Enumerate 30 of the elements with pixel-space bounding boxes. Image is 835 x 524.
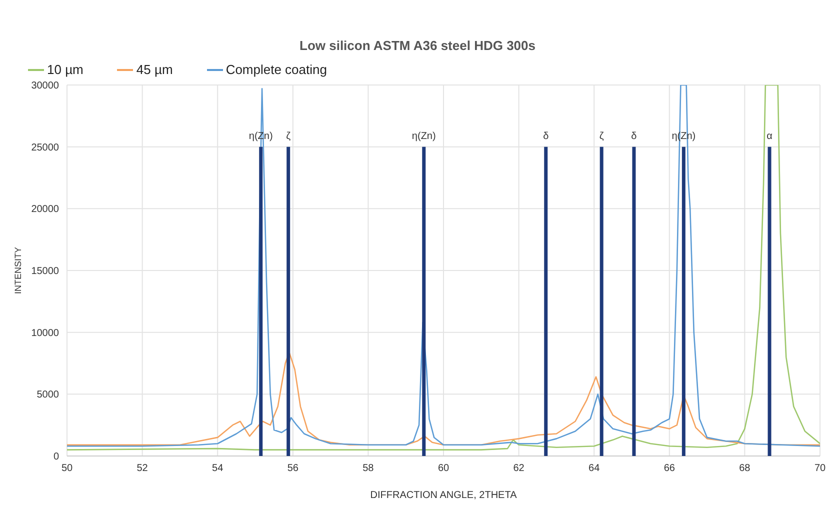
y-tick-label: 0 (53, 452, 60, 463)
legend-label: 45 µm (136, 62, 173, 77)
y-tick-label: 30000 (31, 80, 60, 92)
x-tick-label: 70 (814, 463, 826, 474)
y-tick-label: 25000 (31, 142, 60, 154)
y-tick-label: 20000 (31, 204, 60, 216)
data-label: η(Zn) (412, 130, 436, 142)
x-tick-label: 52 (136, 463, 148, 474)
chart-title: Low silicon ASTM A36 steel HDG 300s (298, 37, 536, 55)
y-tick-label: 15000 (31, 266, 60, 278)
x-tick-label: 56 (287, 463, 299, 474)
legend-label: Complete coating (226, 62, 327, 77)
x-tick-label: 62 (513, 463, 525, 474)
x-tick-label: 50 (61, 463, 73, 474)
x-tick-label: 54 (212, 463, 224, 474)
x-tick-label: 68 (739, 463, 751, 474)
data-label: δ (543, 130, 550, 142)
data-label: α (766, 130, 773, 142)
y-axis-title: INTENSITY (13, 246, 24, 294)
data-label: δ (631, 130, 638, 142)
y-tick-label: 5000 (36, 390, 60, 401)
x-axis-title: DIFFRACTION ANGLE, 2THETA (370, 490, 518, 501)
x-tick-label: 66 (664, 463, 676, 474)
legend-label: 10 µm (47, 62, 84, 77)
x-tick-label: 64 (588, 463, 600, 474)
x-tick-label: 60 (438, 463, 450, 474)
data-label: ζ (599, 130, 604, 142)
x-tick-label: 58 (362, 463, 374, 474)
y-tick-label: 10000 (31, 328, 60, 339)
data-label: ζ (286, 130, 292, 142)
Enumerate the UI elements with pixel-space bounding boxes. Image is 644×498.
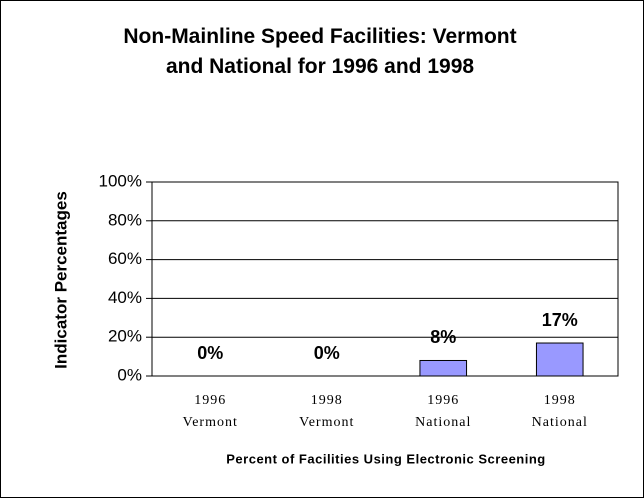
chart-title: Non-Mainline Speed Facilities: Vermont a… [123, 25, 517, 78]
bar [419, 359, 468, 377]
x-tick-label: Vermont [183, 415, 238, 430]
x-tick-label: 1996 [427, 393, 459, 408]
y-axis-label: Indicator Percentages [51, 191, 70, 369]
x-tick-label: 1996 [194, 393, 226, 408]
x-tick-label: 1998 [311, 393, 343, 408]
y-tick-label: 40% [108, 288, 142, 307]
x-tick-label: Vermont [299, 415, 354, 430]
x-tick-label: National [532, 415, 588, 430]
y-tick-label: 60% [108, 249, 142, 268]
y-tick-label: 20% [108, 327, 142, 346]
x-axis-label: Percent of Facilities Using Electronic S… [226, 451, 545, 466]
y-tick-label: 80% [108, 210, 142, 229]
bar [535, 342, 584, 377]
y-tick-label: 100% [99, 171, 142, 190]
value-label: 0% [197, 343, 223, 363]
x-tick-label: National [415, 415, 471, 430]
value-label: 8% [430, 327, 456, 347]
value-label: 0% [314, 343, 340, 363]
value-label: 17% [542, 310, 578, 330]
y-tick-label: 0% [117, 365, 142, 384]
x-tick-label: 1998 [544, 393, 576, 408]
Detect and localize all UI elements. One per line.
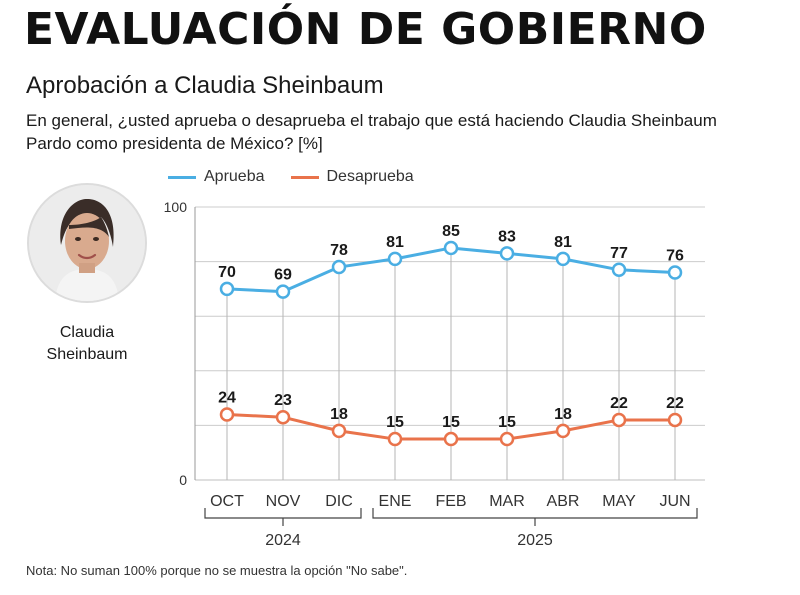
· · · · · · ·
Directive:
Count the lines in the entries above that contain the string "boxes". Reply with the number alone.

Solution for this exercise:
2